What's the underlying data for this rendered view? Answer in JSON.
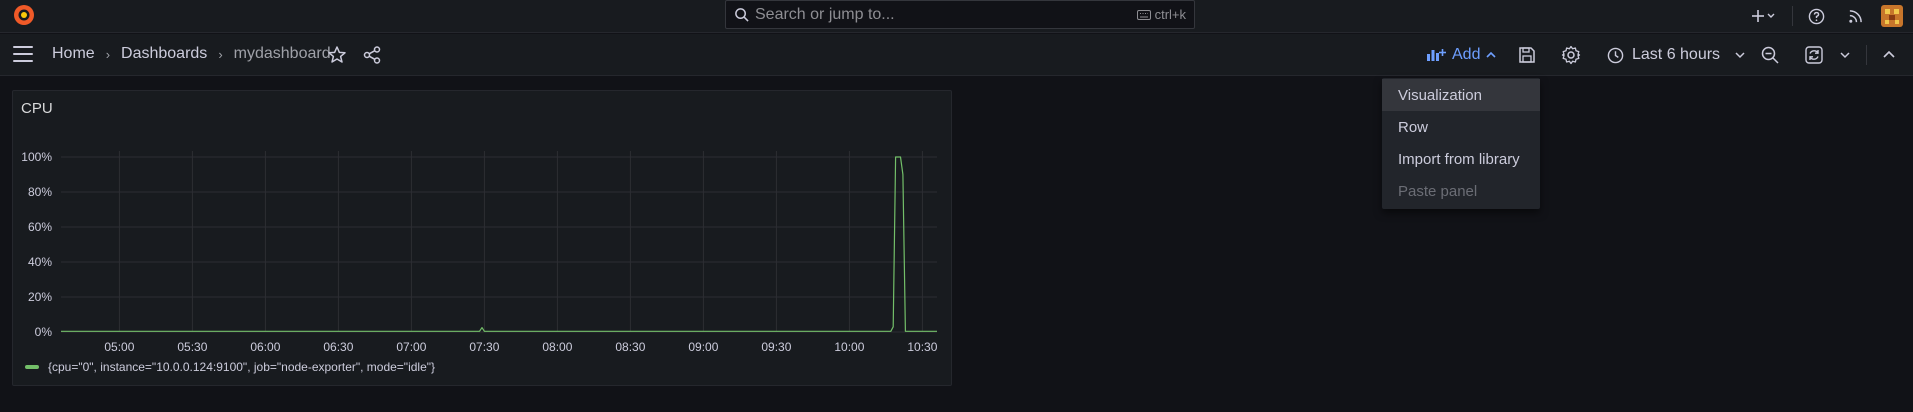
{
  "topbar": {
    "logo_icon": "grafana-logo-icon",
    "search": {
      "placeholder": "Search or jump to...",
      "shortcut": "ctrl+k"
    },
    "icons": [
      "plus-icon",
      "help-icon",
      "rss-icon",
      "user-avatar"
    ]
  },
  "navbar": {
    "breadcrumbs": [
      "Home",
      "Dashboards",
      "mydashboard"
    ],
    "add_label": "Add",
    "time_range": "Last 6 hours"
  },
  "add_menu": {
    "items": [
      {
        "label": "Visualization",
        "state": "hover"
      },
      {
        "label": "Row",
        "state": "normal"
      },
      {
        "label": "Import from library",
        "state": "normal"
      },
      {
        "label": "Paste panel",
        "state": "disabled"
      }
    ]
  },
  "panel": {
    "title": "CPU",
    "legend": "{cpu=\"0\", instance=\"10.0.0.124:9100\", job=\"node-exporter\", mode=\"idle\"}"
  },
  "chart_data": {
    "type": "line",
    "title": "CPU",
    "xlabel": "",
    "ylabel": "",
    "ylim": [
      0,
      100
    ],
    "y_ticks": [
      "0%",
      "20%",
      "40%",
      "60%",
      "80%",
      "100%"
    ],
    "x_ticks": [
      "05:00",
      "05:30",
      "06:00",
      "06:30",
      "07:00",
      "07:30",
      "08:00",
      "08:30",
      "09:00",
      "09:30",
      "10:00",
      "10:30"
    ],
    "grid": true,
    "legend_position": "bottom-left",
    "series": [
      {
        "name": "{cpu=\"0\", instance=\"10.0.0.124:9100\", job=\"node-exporter\", mode=\"idle\"}",
        "color": "#73bf69",
        "points": [
          [
            "04:36",
            0.4
          ],
          [
            "05:00",
            0.4
          ],
          [
            "05:30",
            0.4
          ],
          [
            "06:00",
            0.4
          ],
          [
            "06:30",
            0.4
          ],
          [
            "07:00",
            0.4
          ],
          [
            "07:28",
            0.4
          ],
          [
            "07:29",
            2.5
          ],
          [
            "07:30",
            0.4
          ],
          [
            "08:00",
            0.4
          ],
          [
            "08:30",
            0.4
          ],
          [
            "09:00",
            0.4
          ],
          [
            "09:30",
            0.4
          ],
          [
            "10:00",
            0.4
          ],
          [
            "10:17",
            0.4
          ],
          [
            "10:18",
            3
          ],
          [
            "10:19",
            100
          ],
          [
            "10:21",
            100
          ],
          [
            "10:22",
            90
          ],
          [
            "10:23",
            0.4
          ],
          [
            "10:36",
            0.4
          ]
        ]
      }
    ]
  }
}
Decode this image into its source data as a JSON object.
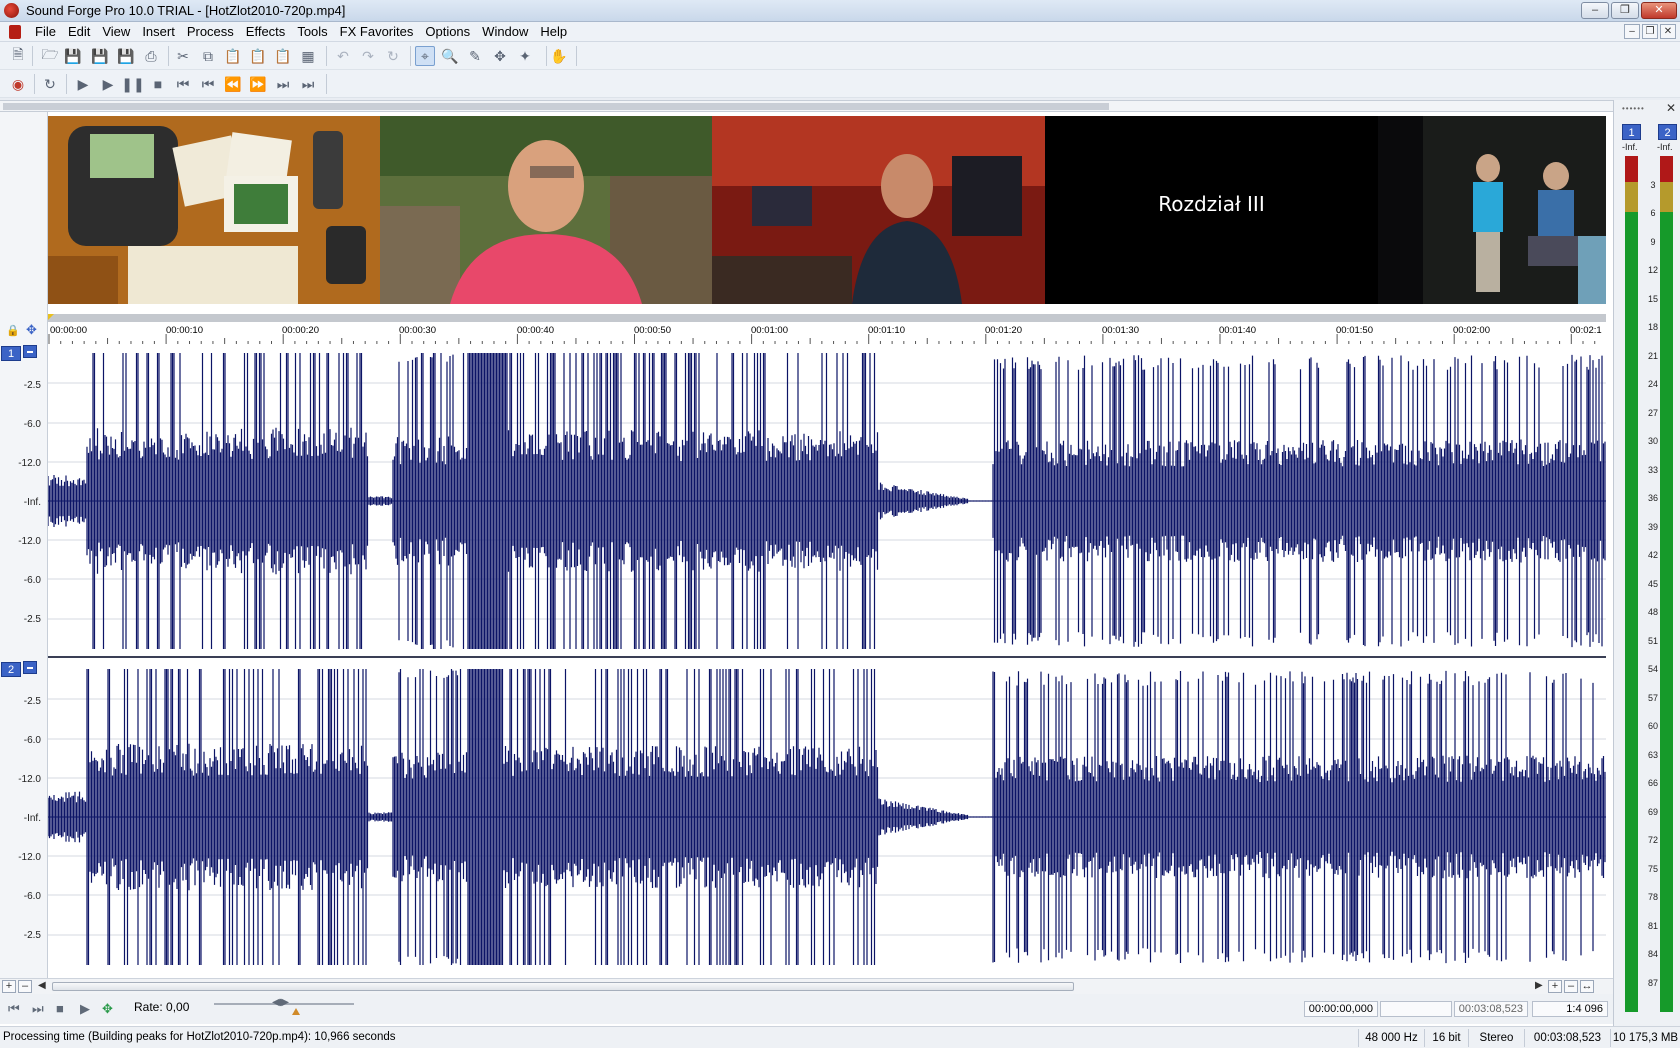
{
  "window": {
    "title": "Sound Forge Pro 10.0 TRIAL - [HotZlot2010-720p.mp4]"
  },
  "menu": [
    "File",
    "Edit",
    "View",
    "Insert",
    "Process",
    "Effects",
    "Tools",
    "FX Favorites",
    "Options",
    "Window",
    "Help"
  ],
  "video": {
    "chapter_text": "Rozdział III"
  },
  "ruler": {
    "time_labels": [
      "00:00:00",
      "00:00:10",
      "00:00:20",
      "00:00:30",
      "00:00:40",
      "00:00:50",
      "00:01:00",
      "00:01:10",
      "00:01:20",
      "00:01:30",
      "00:01:40",
      "00:01:50",
      "00:02:00",
      "00:02:1"
    ]
  },
  "tracks": [
    {
      "label": "1",
      "db_labels": [
        "-2.5",
        "-6.0",
        "-12.0",
        "-Inf.",
        "-12.0",
        "-6.0",
        "-2.5"
      ]
    },
    {
      "label": "2",
      "db_labels": [
        "-2.5",
        "-6.0",
        "-12.0",
        "-Inf.",
        "-12.0",
        "-6.0",
        "-2.5"
      ]
    }
  ],
  "transport": {
    "rate_label": "Rate: 0,00",
    "selection_start": "00:00:00,000",
    "selection_length": "",
    "total_length": "00:03:08,523",
    "zoom_ratio": "1:4 096"
  },
  "status": {
    "message": "Processing time (Building peaks for HotZlot2010-720p.mp4): 10,966 seconds",
    "sample_rate": "48 000 Hz",
    "bit_depth": "16 bit",
    "channels": "Stereo",
    "length": "00:03:08,523",
    "file_size": "10 175,3 MB"
  },
  "meters": {
    "channels": [
      "1",
      "2"
    ],
    "peak_labels": [
      "-Inf.",
      "-Inf."
    ],
    "scale": [
      "3",
      "6",
      "9",
      "12",
      "15",
      "18",
      "21",
      "24",
      "27",
      "30",
      "33",
      "36",
      "39",
      "42",
      "45",
      "48",
      "51",
      "54",
      "57",
      "60",
      "63",
      "66",
      "69",
      "72",
      "75",
      "78",
      "81",
      "84",
      "87"
    ]
  },
  "colors": {
    "waveform": "#0c1466",
    "meter_green": "#169a2a",
    "meter_red": "#b01818",
    "channel_badge": "#3b63c6"
  }
}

§ **OBJECTIVE**:
Identify the lines in the entries above that contain "node", then copy them out.

§ **WRITTEN SOLUTION**:
    "legend": "{cpu=\"0\", instance=\"10.0.0.124:9100\", job=\"node-exporter\", mode=\"idle\"}"
        "name": "{cpu=\"0\", instance=\"10.0.0.124:9100\", job=\"node-exporter\", mode=\"idle\"}",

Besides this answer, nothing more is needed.